● **Instructions for the task**
Filter the entries below, keeping only lines with the word "name".

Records

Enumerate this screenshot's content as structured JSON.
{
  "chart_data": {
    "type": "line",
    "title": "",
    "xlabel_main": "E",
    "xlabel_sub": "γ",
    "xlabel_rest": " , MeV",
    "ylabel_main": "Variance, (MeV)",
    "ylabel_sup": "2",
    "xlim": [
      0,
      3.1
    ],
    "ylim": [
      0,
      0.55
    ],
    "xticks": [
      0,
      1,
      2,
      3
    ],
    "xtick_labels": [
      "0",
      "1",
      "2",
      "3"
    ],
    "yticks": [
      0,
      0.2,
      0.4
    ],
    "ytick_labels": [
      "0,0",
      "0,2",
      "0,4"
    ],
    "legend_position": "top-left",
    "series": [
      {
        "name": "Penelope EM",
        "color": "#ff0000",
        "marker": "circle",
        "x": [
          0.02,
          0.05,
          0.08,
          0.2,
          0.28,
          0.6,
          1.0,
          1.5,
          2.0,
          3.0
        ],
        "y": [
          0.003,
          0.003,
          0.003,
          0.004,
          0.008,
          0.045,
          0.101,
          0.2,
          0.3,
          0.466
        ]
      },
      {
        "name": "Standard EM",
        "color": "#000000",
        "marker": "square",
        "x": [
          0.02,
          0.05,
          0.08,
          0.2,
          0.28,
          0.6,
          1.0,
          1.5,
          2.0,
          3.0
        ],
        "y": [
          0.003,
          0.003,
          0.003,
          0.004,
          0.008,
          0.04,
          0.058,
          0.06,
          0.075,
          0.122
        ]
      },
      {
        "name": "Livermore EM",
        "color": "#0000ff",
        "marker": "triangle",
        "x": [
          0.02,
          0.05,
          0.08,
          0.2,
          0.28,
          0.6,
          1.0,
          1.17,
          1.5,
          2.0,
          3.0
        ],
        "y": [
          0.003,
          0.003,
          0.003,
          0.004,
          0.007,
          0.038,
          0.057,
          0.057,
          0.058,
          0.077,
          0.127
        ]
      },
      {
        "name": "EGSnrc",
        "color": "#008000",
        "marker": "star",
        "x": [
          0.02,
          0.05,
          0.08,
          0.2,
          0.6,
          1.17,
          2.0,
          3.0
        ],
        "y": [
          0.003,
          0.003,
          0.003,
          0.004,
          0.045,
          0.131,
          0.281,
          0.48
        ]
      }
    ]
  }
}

● **Task result**
        "name": "Penelope EM",
        "name": "Standard EM",
        "name": "Livermore EM",
        "name": "EGSnrc",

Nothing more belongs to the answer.